■ What the task asks ■
Report all lines holding "dedicated".

■ Stored data entries ■
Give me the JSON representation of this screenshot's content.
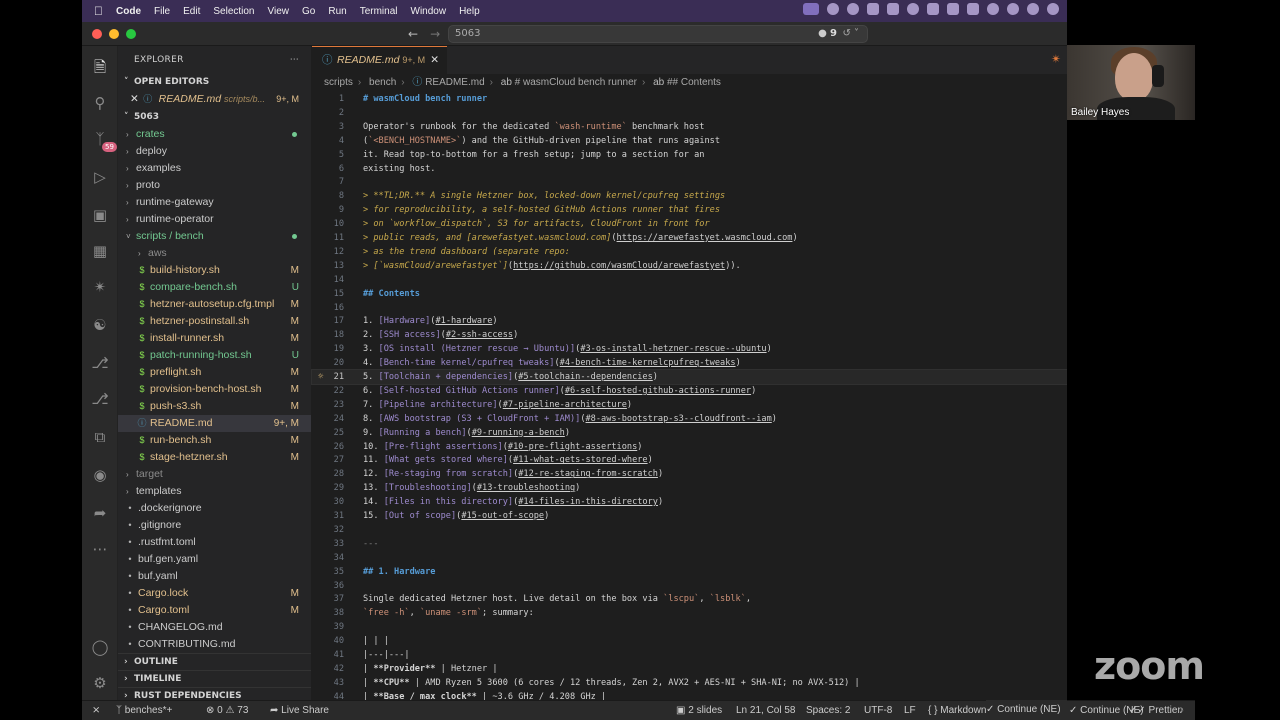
{
  "menubar": {
    "app": "Code",
    "items": [
      "File",
      "Edit",
      "Selection",
      "View",
      "Go",
      "Run",
      "Terminal",
      "Window",
      "Help"
    ]
  },
  "titlebar": {
    "search": "5063",
    "badge": "9"
  },
  "activity_badge": "59",
  "sidebar": {
    "title": "EXPLORER",
    "open_editors": "OPEN EDITORS",
    "open_file": "README.md",
    "open_file_path": "scripts/b...",
    "open_file_status": "9+, M",
    "workspace": "5063",
    "tree": [
      {
        "label": "crates",
        "kind": "folder",
        "status": "dot-green"
      },
      {
        "label": "deploy",
        "kind": "folder"
      },
      {
        "label": "examples",
        "kind": "folder"
      },
      {
        "label": "proto",
        "kind": "folder"
      },
      {
        "label": "runtime-gateway",
        "kind": "folder"
      },
      {
        "label": "runtime-operator",
        "kind": "folder"
      },
      {
        "label": "scripts / bench",
        "kind": "folder-open",
        "status": "dot-green"
      },
      {
        "label": "aws",
        "kind": "subfolder"
      },
      {
        "label": "build-history.sh",
        "kind": "file",
        "status": "M"
      },
      {
        "label": "compare-bench.sh",
        "kind": "file",
        "status": "U"
      },
      {
        "label": "hetzner-autosetup.cfg.tmpl",
        "kind": "file",
        "status": "M"
      },
      {
        "label": "hetzner-postinstall.sh",
        "kind": "file",
        "status": "M"
      },
      {
        "label": "install-runner.sh",
        "kind": "file",
        "status": "M"
      },
      {
        "label": "patch-running-host.sh",
        "kind": "file",
        "status": "U"
      },
      {
        "label": "preflight.sh",
        "kind": "file",
        "status": "M"
      },
      {
        "label": "provision-bench-host.sh",
        "kind": "file",
        "status": "M"
      },
      {
        "label": "push-s3.sh",
        "kind": "file",
        "status": "M"
      },
      {
        "label": "README.md",
        "kind": "file-selected",
        "status": "9+, M"
      },
      {
        "label": "run-bench.sh",
        "kind": "file",
        "status": "M"
      },
      {
        "label": "stage-hetzner.sh",
        "kind": "file",
        "status": "M"
      },
      {
        "label": "target",
        "kind": "folder-dim"
      },
      {
        "label": "templates",
        "kind": "folder"
      },
      {
        "label": ".dockerignore",
        "kind": "root-file"
      },
      {
        "label": ".gitignore",
        "kind": "root-file"
      },
      {
        "label": ".rustfmt.toml",
        "kind": "root-file"
      },
      {
        "label": "buf.gen.yaml",
        "kind": "root-file"
      },
      {
        "label": "buf.yaml",
        "kind": "root-file"
      },
      {
        "label": "Cargo.lock",
        "kind": "root-file",
        "status": "M"
      },
      {
        "label": "Cargo.toml",
        "kind": "root-file",
        "status": "M"
      },
      {
        "label": "CHANGELOG.md",
        "kind": "root-file"
      },
      {
        "label": "CONTRIBUTING.md",
        "kind": "root-file"
      }
    ],
    "outline": "OUTLINE",
    "timeline": "TIMELINE",
    "rust_deps": "RUST DEPENDENCIES"
  },
  "tab": {
    "label": "README.md",
    "status": "9+, M"
  },
  "breadcrumbs": [
    "scripts",
    "bench",
    "README.md",
    "# wasmCloud bench runner",
    "## Contents"
  ],
  "code_lines": [
    {
      "n": "1",
      "html": "<span class='h'># wasmCloud bench runner</span>"
    },
    {
      "n": "2",
      "html": ""
    },
    {
      "n": "3",
      "html": "Operator's runbook for the dedicated <span class='cd'>`wash-runtime`</span> benchmark host"
    },
    {
      "n": "4",
      "html": "(<span class='cd'>`&lt;BENCH_HOSTNAME&gt;`</span>) and the GitHub-driven pipeline that runs against"
    },
    {
      "n": "5",
      "html": "it. Read top-to-bottom for a fresh setup; jump to a section for an"
    },
    {
      "n": "6",
      "html": "existing host."
    },
    {
      "n": "7",
      "html": ""
    },
    {
      "n": "8",
      "html": "<span class='q'>&gt; **TL;DR.** A single Hetzner box, locked-down kernel/cpufreq settings</span>"
    },
    {
      "n": "9",
      "html": "<span class='q'>&gt; for reproducibility, a self-hosted GitHub Actions runner that fires</span>"
    },
    {
      "n": "10",
      "html": "<span class='q'>&gt; on `workflow_dispatch`, S3 for artifacts, CloudFront in front for</span>"
    },
    {
      "n": "11",
      "html": "<span class='q'>&gt; public reads, and [arewefastyet.wasmcloud.com]</span>(<span class='url'>https://arewefastyet.wasmcloud.com</span>)"
    },
    {
      "n": "12",
      "html": "<span class='q'>&gt; as the trend dashboard (separate repo:</span>"
    },
    {
      "n": "13",
      "html": "<span class='q'>&gt; [`wasmCloud/arewefastyet`]</span>(<span class='url'>https://github.com/wasmCloud/arewefastyet</span>))."
    },
    {
      "n": "14",
      "html": ""
    },
    {
      "n": "15",
      "html": "<span class='h'>## Contents</span>"
    },
    {
      "n": "16",
      "html": ""
    },
    {
      "n": "17",
      "html": "1. <span class='lk'>[Hardware]</span>(<span class='url'>#1-hardware</span>)"
    },
    {
      "n": "18",
      "html": "2. <span class='lk'>[SSH access]</span>(<span class='url'>#2-ssh-access</span>)"
    },
    {
      "n": "19",
      "html": "3. <span class='lk'>[OS install (Hetzner rescue → Ubuntu)]</span>(<span class='url'>#3-os-install-hetzner-rescue--ubuntu</span>)"
    },
    {
      "n": "20",
      "html": "4. <span class='lk'>[Bench-time kernel/cpufreq tweaks]</span>(<span class='url'>#4-bench-time-kernelcpufreq-tweaks</span>)"
    },
    {
      "n": "21",
      "html": "5. <span class='lk'>[Toolchain + dependencies]</span>(<span class='url'>#5-toolchain--dependencies</span>)",
      "current": true
    },
    {
      "n": "22",
      "html": "6. <span class='lk'>[Self-hosted GitHub Actions runner]</span>(<span class='url'>#6-self-hosted-github-actions-runner</span>)"
    },
    {
      "n": "23",
      "html": "7. <span class='lk'>[Pipeline architecture]</span>(<span class='url'>#7-pipeline-architecture</span>)"
    },
    {
      "n": "24",
      "html": "8. <span class='lk'>[AWS bootstrap (S3 + CloudFront + IAM)]</span>(<span class='url'>#8-aws-bootstrap-s3--cloudfront--iam</span>)"
    },
    {
      "n": "25",
      "html": "9. <span class='lk'>[Running a bench]</span>(<span class='url'>#9-running-a-bench</span>)"
    },
    {
      "n": "26",
      "html": "10. <span class='lk'>[Pre-flight assertions]</span>(<span class='url'>#10-pre-flight-assertions</span>)"
    },
    {
      "n": "27",
      "html": "11. <span class='lk'>[What gets stored where]</span>(<span class='url'>#11-what-gets-stored-where</span>)"
    },
    {
      "n": "28",
      "html": "12. <span class='lk'>[Re-staging from scratch]</span>(<span class='url'>#12-re-staging-from-scratch</span>)"
    },
    {
      "n": "29",
      "html": "13. <span class='lk'>[Troubleshooting]</span>(<span class='url'>#13-troubleshooting</span>)"
    },
    {
      "n": "30",
      "html": "14. <span class='lk'>[Files in this directory]</span>(<span class='url'>#14-files-in-this-directory</span>)"
    },
    {
      "n": "31",
      "html": "15. <span class='lk'>[Out of scope]</span>(<span class='url'>#15-out-of-scope</span>)"
    },
    {
      "n": "32",
      "html": ""
    },
    {
      "n": "33",
      "html": "<span class='rule'>---</span>"
    },
    {
      "n": "34",
      "html": ""
    },
    {
      "n": "35",
      "html": "<span class='h'>## 1. Hardware</span>"
    },
    {
      "n": "36",
      "html": ""
    },
    {
      "n": "37",
      "html": "Single dedicated Hetzner host. Live detail on the box via <span class='cd'>`lscpu`</span>, <span class='cd'>`lsblk`</span>,"
    },
    {
      "n": "38",
      "html": "<span class='cd'>`free -h`</span>, <span class='cd'>`uname -srm`</span>; summary:"
    },
    {
      "n": "39",
      "html": ""
    },
    {
      "n": "40",
      "html": "| | |"
    },
    {
      "n": "41",
      "html": "|---|---|"
    },
    {
      "n": "42",
      "html": "| <b>**Provider**</b> | Hetzner |"
    },
    {
      "n": "43",
      "html": "| <b>**CPU**</b> | AMD Ryzen 5 3600 (6 cores / 12 threads, Zen 2, AVX2 + AES-NI + SHA-NI; no AVX-512) |"
    },
    {
      "n": "44",
      "html": "| <b>**Base / max clock**</b> | ~3.6 GHz / 4.208 GHz |"
    }
  ],
  "statusbar": {
    "branch": "benches*+",
    "errors": "0",
    "warnings": "73",
    "live_share": "Live Share",
    "slides": "2 slides",
    "position": "Ln 21, Col 58",
    "spaces": "Spaces: 2",
    "encoding": "UTF-8",
    "eol": "LF",
    "language": "Markdown",
    "continue": "Continue (NE)",
    "formatter": "Prettier"
  },
  "participant": "Bailey Hayes",
  "zoom_logo": "zoom"
}
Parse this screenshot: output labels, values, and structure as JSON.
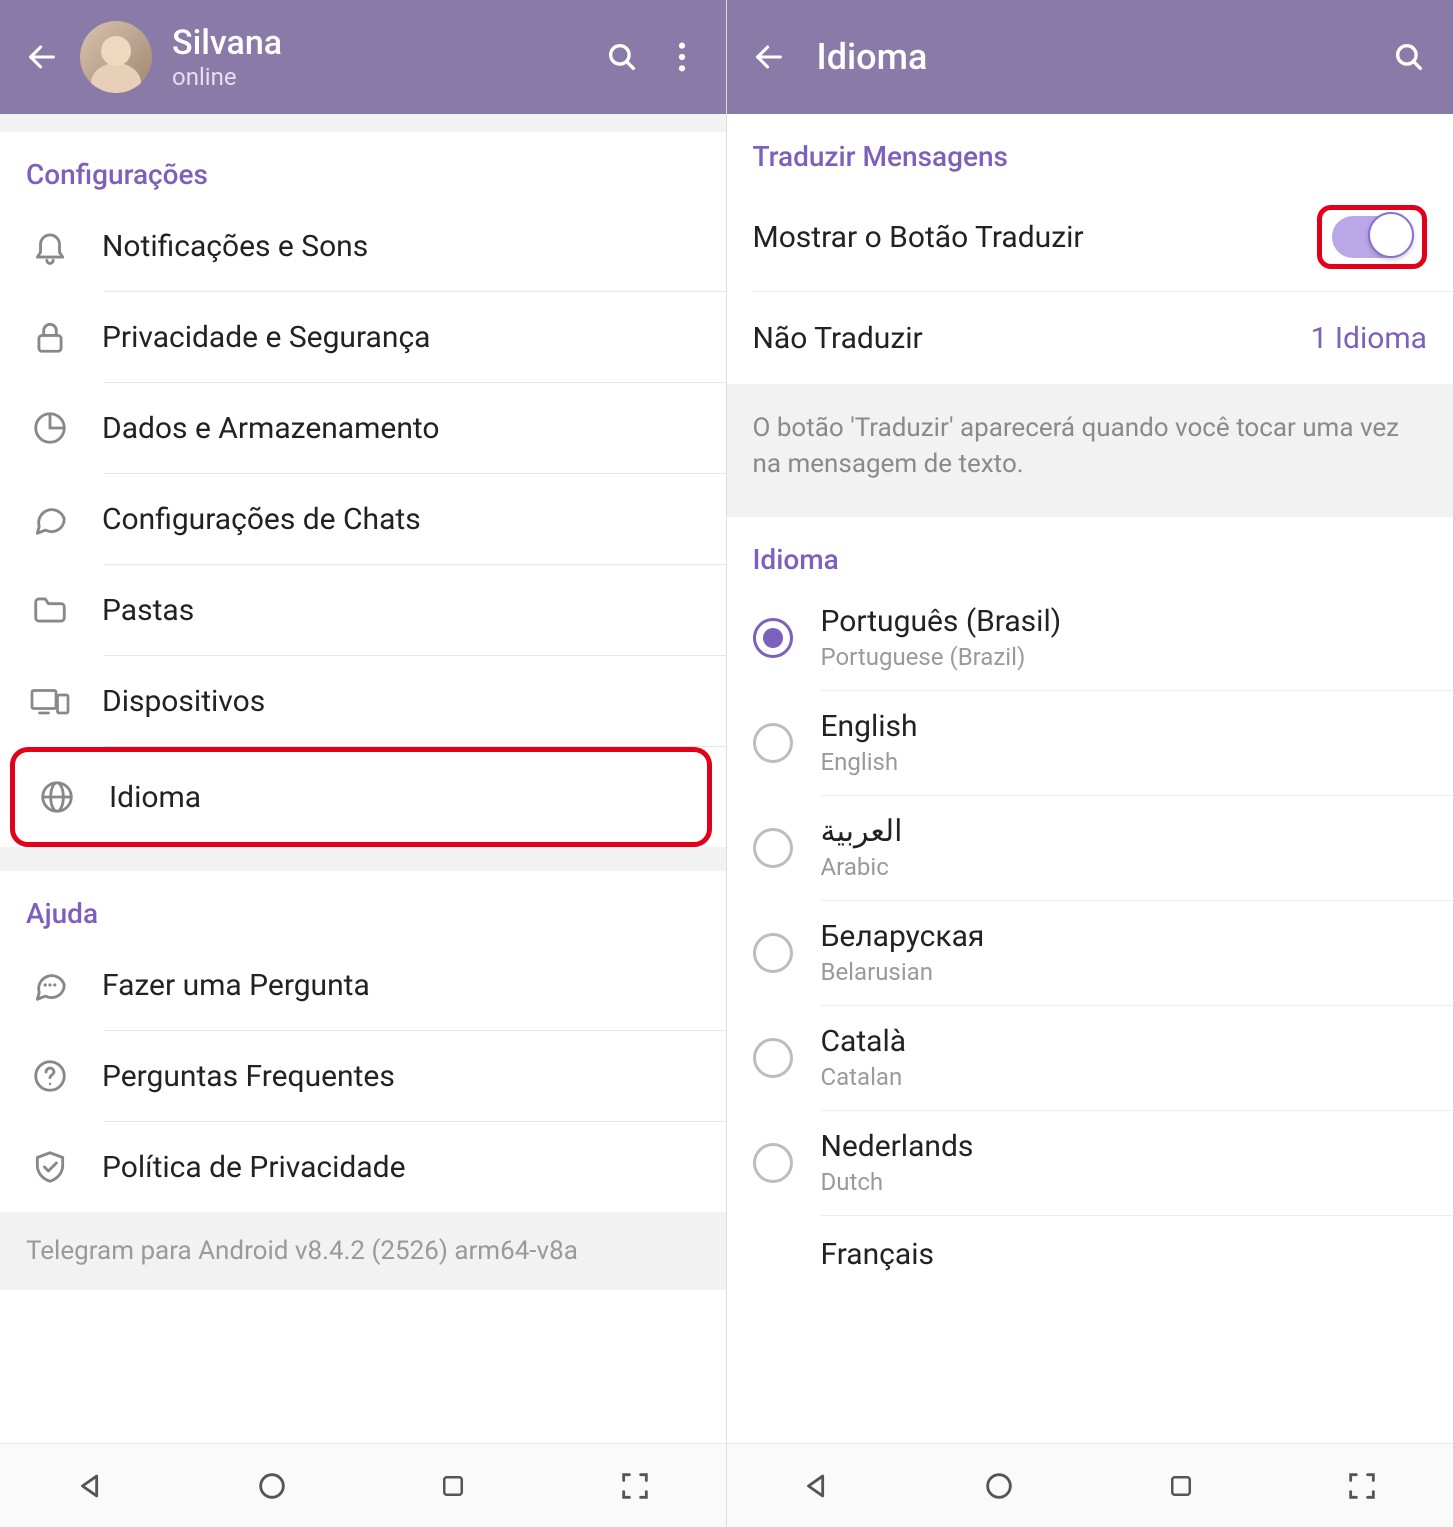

■ Completed exercise ■
      "html": "Operator's runbook for the dedicated <span class='cd'>`wash-runtime`</span> benchmark host"
      "html": "Single dedicated Hetzner host. Live detail on the box via <span class='cd'>`lscpu`</span>, <span class='cd'>`lsblk`</span>,"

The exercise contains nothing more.